(Records from a collection)
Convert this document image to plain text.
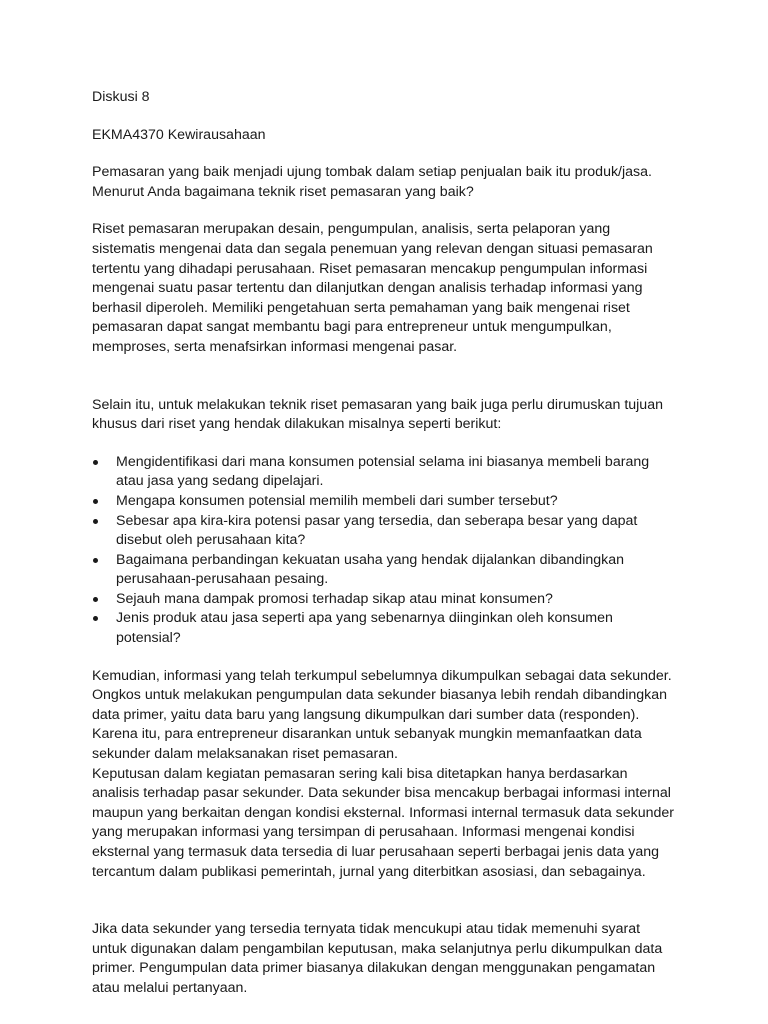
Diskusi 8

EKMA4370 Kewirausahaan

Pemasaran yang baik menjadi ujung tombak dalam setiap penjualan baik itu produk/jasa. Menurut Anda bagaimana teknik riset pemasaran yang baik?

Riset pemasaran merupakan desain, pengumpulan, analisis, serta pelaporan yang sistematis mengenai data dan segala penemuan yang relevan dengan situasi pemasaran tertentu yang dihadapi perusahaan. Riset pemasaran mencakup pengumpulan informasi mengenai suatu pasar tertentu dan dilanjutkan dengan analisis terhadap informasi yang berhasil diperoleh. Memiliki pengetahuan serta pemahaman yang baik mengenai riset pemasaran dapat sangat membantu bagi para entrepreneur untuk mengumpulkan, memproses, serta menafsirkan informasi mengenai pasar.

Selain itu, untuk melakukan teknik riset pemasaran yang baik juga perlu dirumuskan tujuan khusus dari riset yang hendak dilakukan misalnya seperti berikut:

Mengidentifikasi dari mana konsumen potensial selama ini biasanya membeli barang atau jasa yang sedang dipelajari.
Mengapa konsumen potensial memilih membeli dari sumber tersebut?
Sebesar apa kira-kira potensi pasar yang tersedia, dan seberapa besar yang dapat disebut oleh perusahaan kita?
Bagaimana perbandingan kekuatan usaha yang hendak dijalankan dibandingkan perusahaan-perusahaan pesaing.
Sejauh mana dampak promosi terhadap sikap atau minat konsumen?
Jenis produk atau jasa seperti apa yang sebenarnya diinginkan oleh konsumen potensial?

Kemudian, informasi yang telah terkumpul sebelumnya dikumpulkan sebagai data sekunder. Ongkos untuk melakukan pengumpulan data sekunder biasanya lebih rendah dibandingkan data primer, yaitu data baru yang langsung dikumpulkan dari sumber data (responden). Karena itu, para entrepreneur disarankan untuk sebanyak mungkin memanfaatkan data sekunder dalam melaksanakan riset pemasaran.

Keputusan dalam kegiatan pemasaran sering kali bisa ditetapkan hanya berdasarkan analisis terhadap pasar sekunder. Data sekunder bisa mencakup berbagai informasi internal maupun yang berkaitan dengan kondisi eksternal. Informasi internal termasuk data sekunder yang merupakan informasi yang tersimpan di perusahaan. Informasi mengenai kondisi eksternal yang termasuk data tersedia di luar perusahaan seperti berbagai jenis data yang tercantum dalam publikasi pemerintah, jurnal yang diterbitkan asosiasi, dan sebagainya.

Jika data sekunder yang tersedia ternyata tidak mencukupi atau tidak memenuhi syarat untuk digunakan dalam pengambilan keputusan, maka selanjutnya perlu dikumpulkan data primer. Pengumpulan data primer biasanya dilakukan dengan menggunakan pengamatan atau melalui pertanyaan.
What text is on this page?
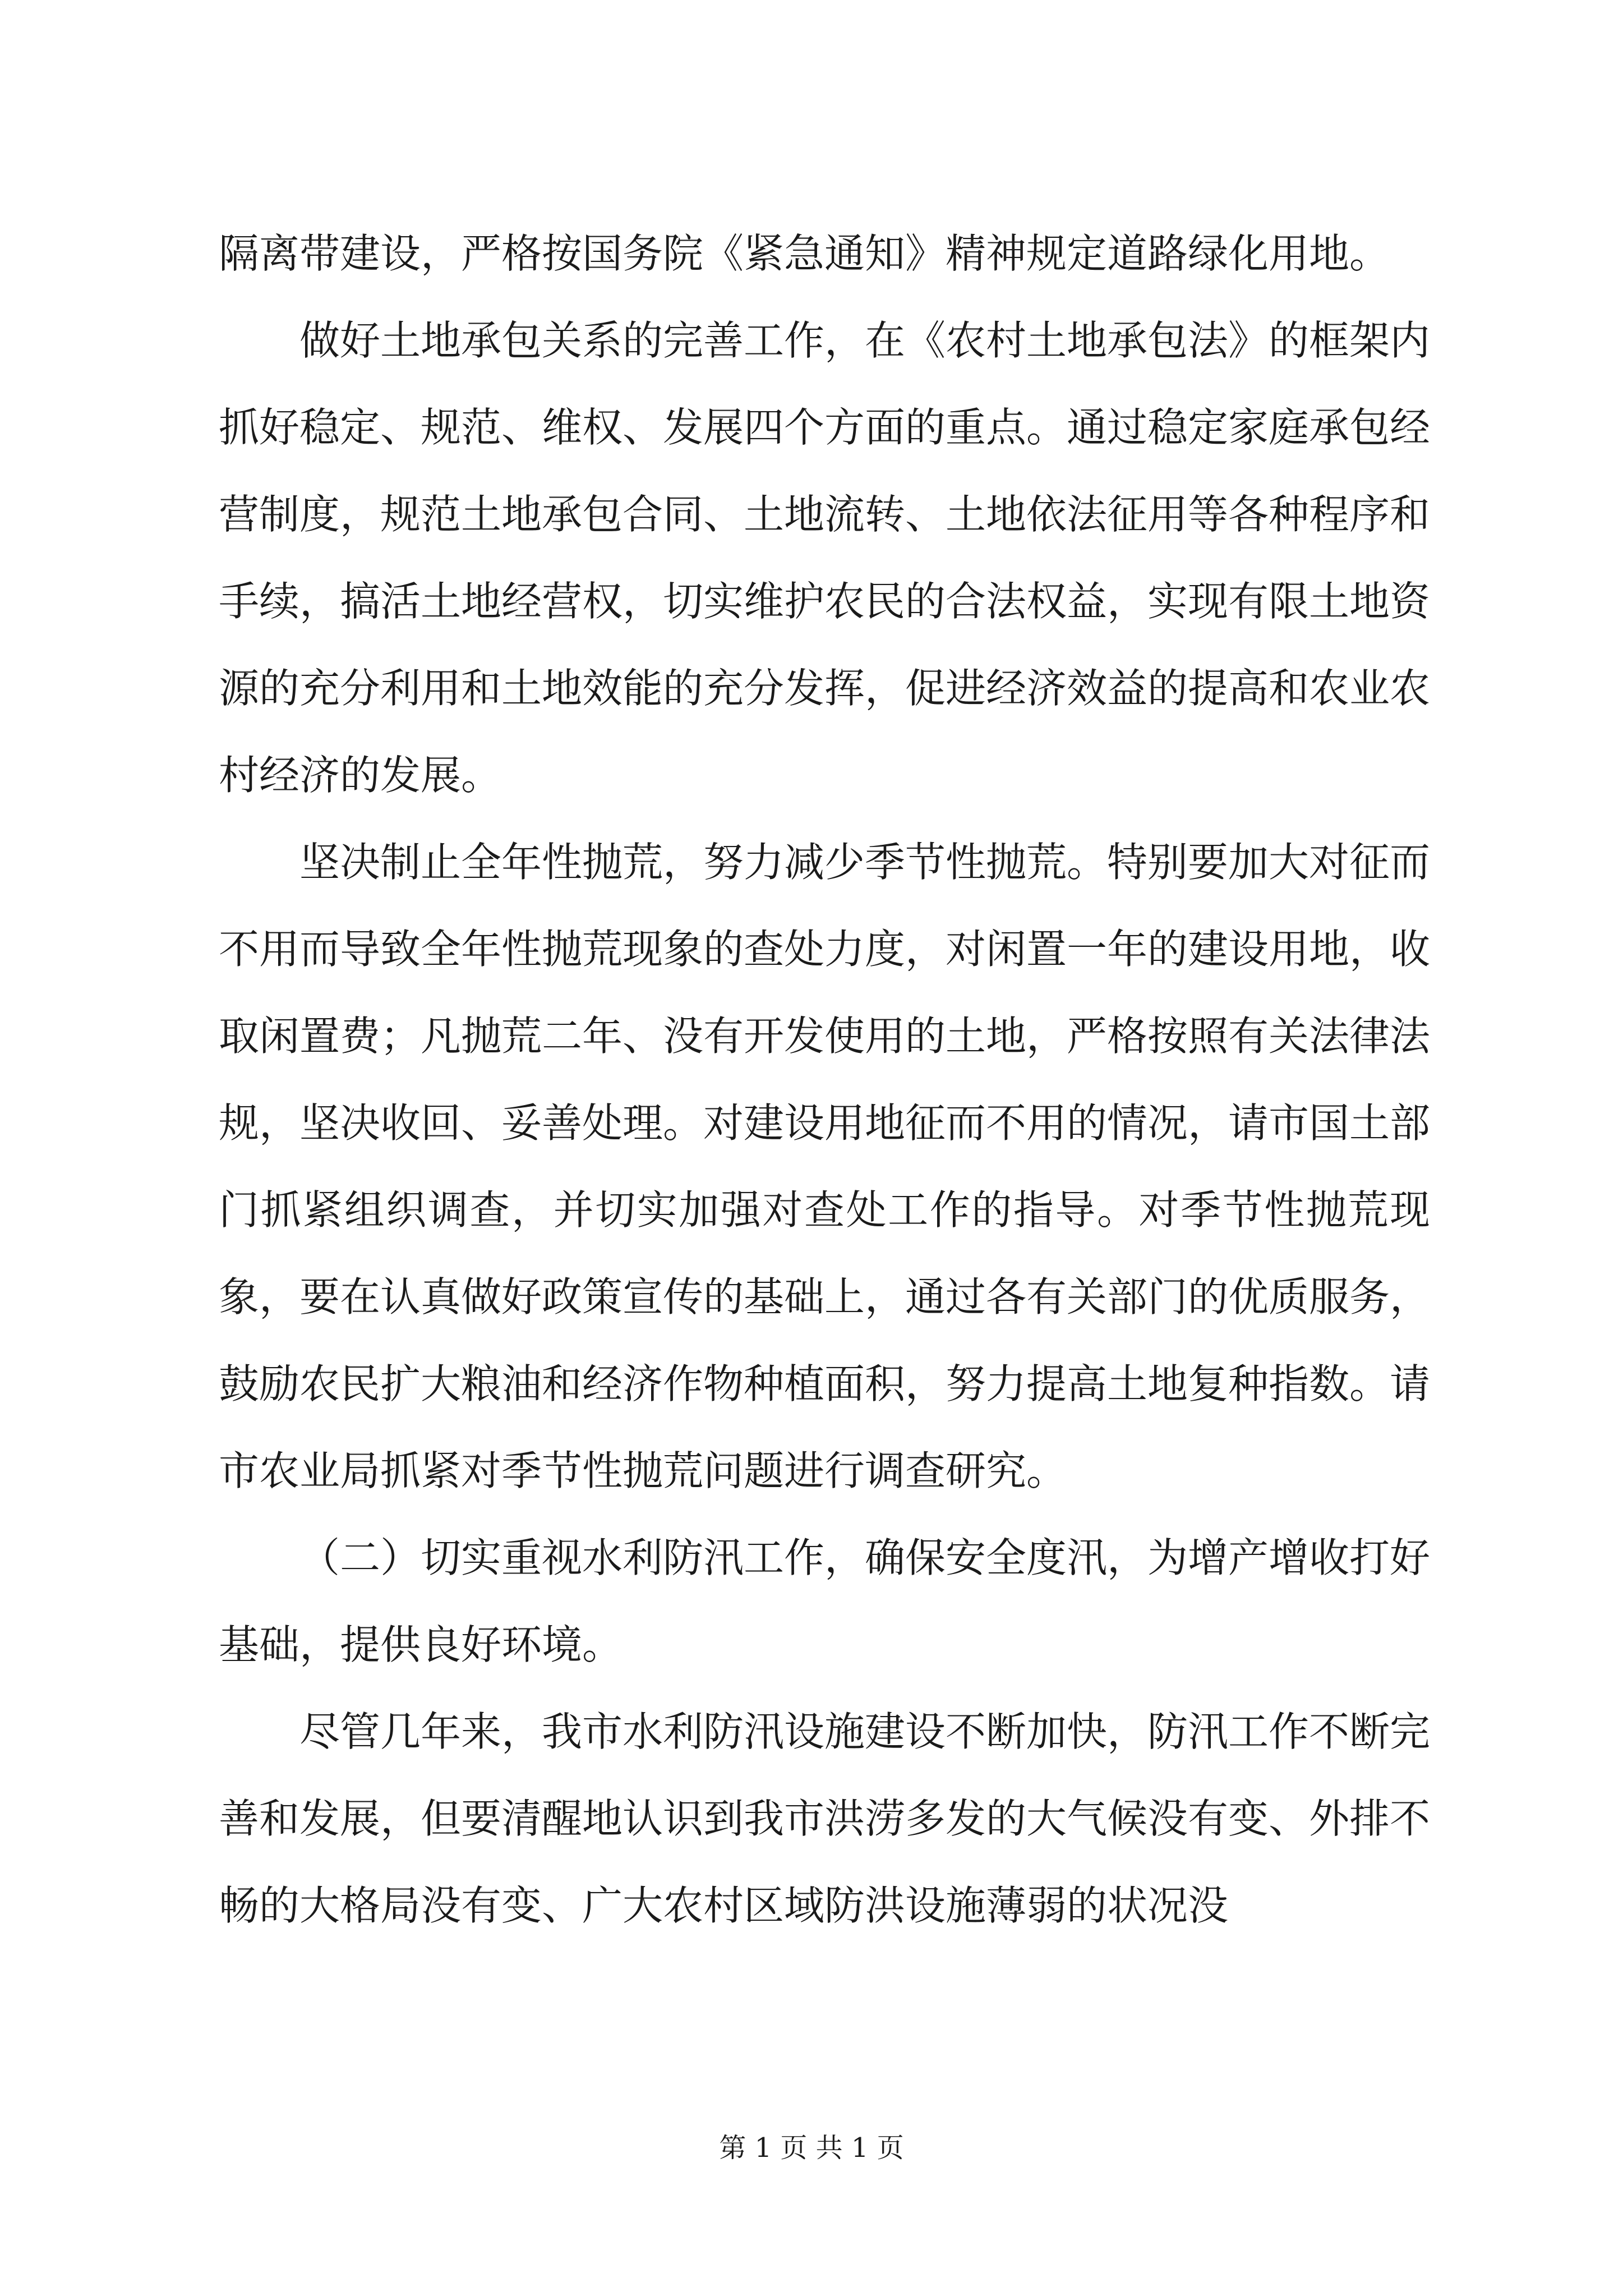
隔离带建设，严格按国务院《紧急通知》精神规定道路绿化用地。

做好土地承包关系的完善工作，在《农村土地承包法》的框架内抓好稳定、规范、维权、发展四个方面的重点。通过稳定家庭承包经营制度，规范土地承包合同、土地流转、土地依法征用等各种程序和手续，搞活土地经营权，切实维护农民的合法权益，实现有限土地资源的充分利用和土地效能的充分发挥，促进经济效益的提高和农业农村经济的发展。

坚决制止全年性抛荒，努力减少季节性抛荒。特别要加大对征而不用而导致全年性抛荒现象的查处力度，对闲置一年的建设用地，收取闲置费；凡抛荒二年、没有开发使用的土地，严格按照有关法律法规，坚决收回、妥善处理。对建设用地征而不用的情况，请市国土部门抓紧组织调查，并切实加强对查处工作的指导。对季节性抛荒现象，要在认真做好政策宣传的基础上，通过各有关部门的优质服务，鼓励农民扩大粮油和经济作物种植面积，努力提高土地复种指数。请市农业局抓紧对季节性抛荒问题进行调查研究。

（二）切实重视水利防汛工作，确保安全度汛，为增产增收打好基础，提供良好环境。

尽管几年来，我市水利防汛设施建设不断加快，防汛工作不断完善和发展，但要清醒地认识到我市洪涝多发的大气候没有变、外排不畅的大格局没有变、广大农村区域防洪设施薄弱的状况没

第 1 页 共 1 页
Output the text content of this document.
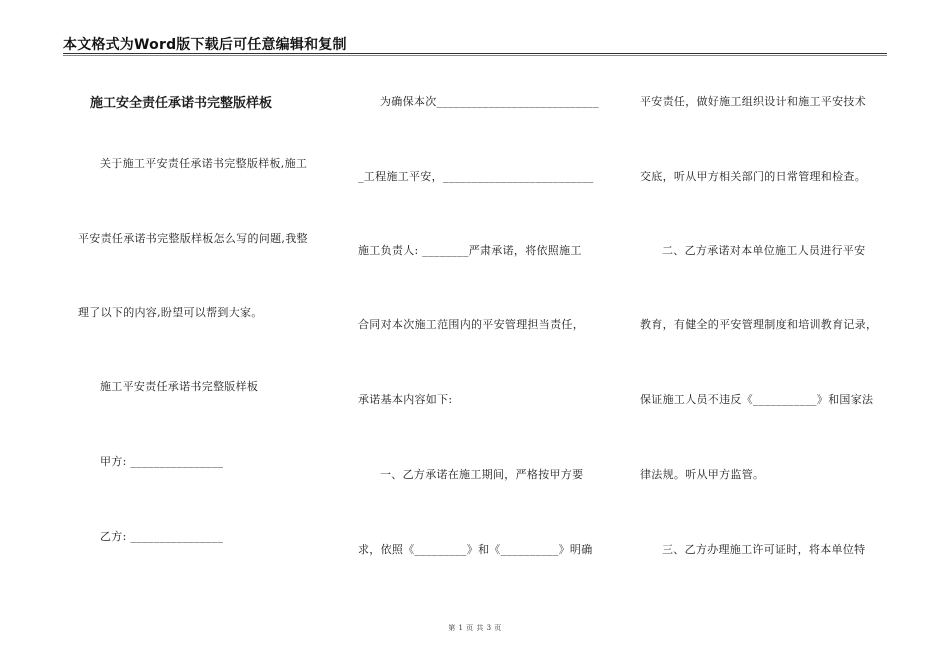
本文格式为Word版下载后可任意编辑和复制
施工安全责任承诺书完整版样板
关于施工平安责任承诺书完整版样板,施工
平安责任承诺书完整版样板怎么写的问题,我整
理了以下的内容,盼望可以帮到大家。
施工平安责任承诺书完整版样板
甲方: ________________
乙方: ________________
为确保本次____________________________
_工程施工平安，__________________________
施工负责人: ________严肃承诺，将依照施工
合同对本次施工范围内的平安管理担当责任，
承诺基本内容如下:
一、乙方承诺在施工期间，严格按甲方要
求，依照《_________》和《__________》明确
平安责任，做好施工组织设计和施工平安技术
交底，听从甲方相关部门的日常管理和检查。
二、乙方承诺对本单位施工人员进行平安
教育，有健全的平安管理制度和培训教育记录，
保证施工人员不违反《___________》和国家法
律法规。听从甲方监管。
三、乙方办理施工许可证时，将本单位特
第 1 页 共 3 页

_Exercise goal:_
Search the data above for lines holding "teknik" and copy each of them.

_Final result:_
Pemasaran yang baik menjadi ujung tombak dalam setiap penjualan baik itu produk/jasa. Menurut Anda bagaimana teknik riset pemasaran yang baik?
Selain itu, untuk melakukan teknik riset pemasaran yang baik juga perlu dirumuskan tujuan khusus dari riset yang hendak dilakukan misalnya seperti berikut:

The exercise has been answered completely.